Information provided:
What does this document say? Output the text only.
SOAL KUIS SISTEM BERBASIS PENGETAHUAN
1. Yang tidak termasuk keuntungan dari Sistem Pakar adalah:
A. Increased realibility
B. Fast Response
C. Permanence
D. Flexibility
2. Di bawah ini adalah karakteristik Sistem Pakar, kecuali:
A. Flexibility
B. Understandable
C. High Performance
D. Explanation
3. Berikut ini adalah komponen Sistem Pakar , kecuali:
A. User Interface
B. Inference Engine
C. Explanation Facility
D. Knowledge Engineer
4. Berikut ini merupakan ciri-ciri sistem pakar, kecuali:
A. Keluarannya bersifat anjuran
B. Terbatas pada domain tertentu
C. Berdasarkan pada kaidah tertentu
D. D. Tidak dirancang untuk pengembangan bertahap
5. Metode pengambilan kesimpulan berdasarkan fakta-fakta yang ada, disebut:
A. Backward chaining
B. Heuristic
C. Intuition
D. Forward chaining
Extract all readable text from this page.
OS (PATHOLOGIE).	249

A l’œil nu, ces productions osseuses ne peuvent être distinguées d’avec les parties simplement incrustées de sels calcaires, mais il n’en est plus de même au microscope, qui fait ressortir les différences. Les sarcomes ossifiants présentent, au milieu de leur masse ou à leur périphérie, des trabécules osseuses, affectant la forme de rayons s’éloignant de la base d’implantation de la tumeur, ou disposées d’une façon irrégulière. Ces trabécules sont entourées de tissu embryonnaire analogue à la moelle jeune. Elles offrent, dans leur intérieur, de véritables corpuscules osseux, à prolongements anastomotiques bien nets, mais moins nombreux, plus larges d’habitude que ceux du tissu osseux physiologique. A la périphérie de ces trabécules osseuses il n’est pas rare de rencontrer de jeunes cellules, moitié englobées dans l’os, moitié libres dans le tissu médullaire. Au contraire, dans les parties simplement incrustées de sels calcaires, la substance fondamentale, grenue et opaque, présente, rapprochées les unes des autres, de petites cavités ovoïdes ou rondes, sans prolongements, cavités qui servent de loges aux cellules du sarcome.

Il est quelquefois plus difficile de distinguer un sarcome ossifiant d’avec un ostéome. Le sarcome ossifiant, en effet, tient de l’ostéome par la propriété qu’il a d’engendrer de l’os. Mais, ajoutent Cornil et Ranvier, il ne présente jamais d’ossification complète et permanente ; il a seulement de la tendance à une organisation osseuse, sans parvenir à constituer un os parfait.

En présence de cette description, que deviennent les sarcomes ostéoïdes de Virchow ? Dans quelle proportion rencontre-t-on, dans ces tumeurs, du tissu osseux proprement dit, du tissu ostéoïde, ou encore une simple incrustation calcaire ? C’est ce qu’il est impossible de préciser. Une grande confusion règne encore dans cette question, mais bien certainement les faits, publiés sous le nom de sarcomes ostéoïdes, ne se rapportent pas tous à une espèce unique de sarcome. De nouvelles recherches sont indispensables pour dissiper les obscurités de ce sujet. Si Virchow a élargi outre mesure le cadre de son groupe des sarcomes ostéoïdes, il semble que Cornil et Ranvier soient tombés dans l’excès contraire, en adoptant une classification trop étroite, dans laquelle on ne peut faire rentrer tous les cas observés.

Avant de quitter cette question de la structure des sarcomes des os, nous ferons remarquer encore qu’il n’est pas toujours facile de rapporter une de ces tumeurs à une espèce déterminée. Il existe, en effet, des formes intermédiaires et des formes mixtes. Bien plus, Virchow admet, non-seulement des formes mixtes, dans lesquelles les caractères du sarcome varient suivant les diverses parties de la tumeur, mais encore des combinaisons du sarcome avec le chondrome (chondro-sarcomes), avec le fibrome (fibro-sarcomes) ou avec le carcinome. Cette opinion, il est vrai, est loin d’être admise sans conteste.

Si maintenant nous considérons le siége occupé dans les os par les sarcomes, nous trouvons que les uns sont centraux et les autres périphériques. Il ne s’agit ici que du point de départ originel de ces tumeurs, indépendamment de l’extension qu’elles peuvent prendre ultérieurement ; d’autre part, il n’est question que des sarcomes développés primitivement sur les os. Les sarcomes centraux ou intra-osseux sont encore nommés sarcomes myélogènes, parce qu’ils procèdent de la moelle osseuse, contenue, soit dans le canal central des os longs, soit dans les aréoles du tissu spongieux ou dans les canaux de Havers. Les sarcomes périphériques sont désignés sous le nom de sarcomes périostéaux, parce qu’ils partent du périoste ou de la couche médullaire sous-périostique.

Exercise prompt:
Retype all of the material, keeping each line exact.

Complete response:
What does this document say? Output the text only.
SOAL KUIS SISTEM BERBASIS PENGETAHUAN
1. Yang tidak termasuk keuntungan dari Sistem Pakar adalah:
A. Increased realibility
B. Fast Response
C. Permanence
D. Flexibility
2. Di bawah ini adalah karakteristik Sistem Pakar, kecuali:
A. Flexibility
B. Understandable
C. High Performance
D. Explanation
3. Berikut ini adalah komponen Sistem Pakar , kecuali:
A. User Interface
B. Inference Engine
C. Explanation Facility
D. Knowledge Engineer
4. Berikut ini merupakan ciri-ciri sistem pakar, kecuali:
A. Keluarannya bersifat anjuran
B. Terbatas pada domain tertentu
C. Berdasarkan pada kaidah tertentu
D. D. Tidak dirancang untuk pengembangan bertahap
5. Metode pengambilan kesimpulan berdasarkan fakta-fakta yang ada, disebut:
A. Backward chaining
B. Heuristic
C. Intuition
D. Forward chaining
Extract all readable text from this page.
OS (PATHOLOGIE).	249

A l’œil nu, ces productions osseuses ne peuvent être distinguées d’avec les parties simplement incrustées de sels calcaires, mais il n’en est plus de même au microscope, qui fait ressortir les différences. Les sarcomes ossifiants présentent, au milieu de leur masse ou à leur périphérie, des trabécules osseuses, affectant la forme de rayons s’éloignant de la base d’implantation de la tumeur, ou disposées d’une façon irrégulière. Ces trabécules sont entourées de tissu embryonnaire analogue à la moelle jeune. Elles offrent, dans leur intérieur, de véritables corpuscules osseux, à prolongements anastomotiques bien nets, mais moins nombreux, plus larges d’habitude que ceux du tissu osseux physiologique. A la périphérie de ces trabécules osseuses il n’est pas rare de rencontrer de jeunes cellules, moitié englobées dans l’os, moitié libres dans le tissu médullaire. Au contraire, dans les parties simplement incrustées de sels calcaires, la substance fondamentale, grenue et opaque, présente, rapprochées les unes des autres, de petites cavités ovoïdes ou rondes, sans prolongements, cavités qui servent de loges aux cellules du sarcome.

Il est quelquefois plus difficile de distinguer un sarcome ossifiant d’avec un ostéome. Le sarcome ossifiant, en effet, tient de l’ostéome par la propriété qu’il a d’engendrer de l’os. Mais, ajoutent Cornil et Ranvier, il ne présente jamais d’ossification complète et permanente ; il a seulement de la tendance à une organisation osseuse, sans parvenir à constituer un os parfait.

En présence de cette description, que deviennent les sarcomes ostéoïdes de Virchow ? Dans quelle proportion rencontre-t-on, dans ces tumeurs, du tissu osseux proprement dit, du tissu ostéoïde, ou encore une simple incrustation calcaire ? C’est ce qu’il est impossible de préciser. Une grande confusion règne encore dans cette question, mais bien certainement les faits, publiés sous le nom de sarcomes ostéoïdes, ne se rapportent pas tous à une espèce unique de sarcome. De nouvelles recherches sont indispensables pour dissiper les obscurités de ce sujet. Si Virchow a élargi outre mesure le cadre de son groupe des sarcomes ostéoïdes, il semble que Cornil et Ranvier soient tombés dans l’excès contraire, en adoptant une classification trop étroite, dans laquelle on ne peut faire rentrer tous les cas observés.

Avant de quitter cette question de la structure des sarcomes des os, nous ferons remarquer encore qu’il n’est pas toujours facile de rapporter une de ces tumeurs à une espèce déterminée. Il existe, en effet, des formes intermédiaires et des formes mixtes. Bien plus, Virchow admet, non-seulement des formes mixtes, dans lesquelles les caractères du sarcome varient suivant les diverses parties de la tumeur, mais encore des combinaisons du sarcome avec le chondrome (chondro-sarcomes), avec le fibrome (fibro-sarcomes) ou avec le carcinome. Cette opinion, il est vrai, est loin d’être admise sans conteste.

Si maintenant nous considérons le siége occupé dans les os par les sarcomes, nous trouvons que les uns sont centraux et les autres périphériques. Il ne s’agit ici que du point de départ originel de ces tumeurs, indépendamment de l’extension qu’elles peuvent prendre ultérieurement ; d’autre part, il n’est question que des sarcomes développés primitivement sur les os. Les sarcomes centraux ou intra-osseux sont encore nommés sarcomes myélogènes, parce qu’ils procèdent de la moelle osseuse, contenue, soit dans le canal central des os longs, soit dans les aréoles du tissu spongieux ou dans les canaux de Havers. Les sarcomes périphériques sont désignés sous le nom de sarcomes périostéaux, parce qu’ils partent du périoste ou de la couche médullaire sous-périostique.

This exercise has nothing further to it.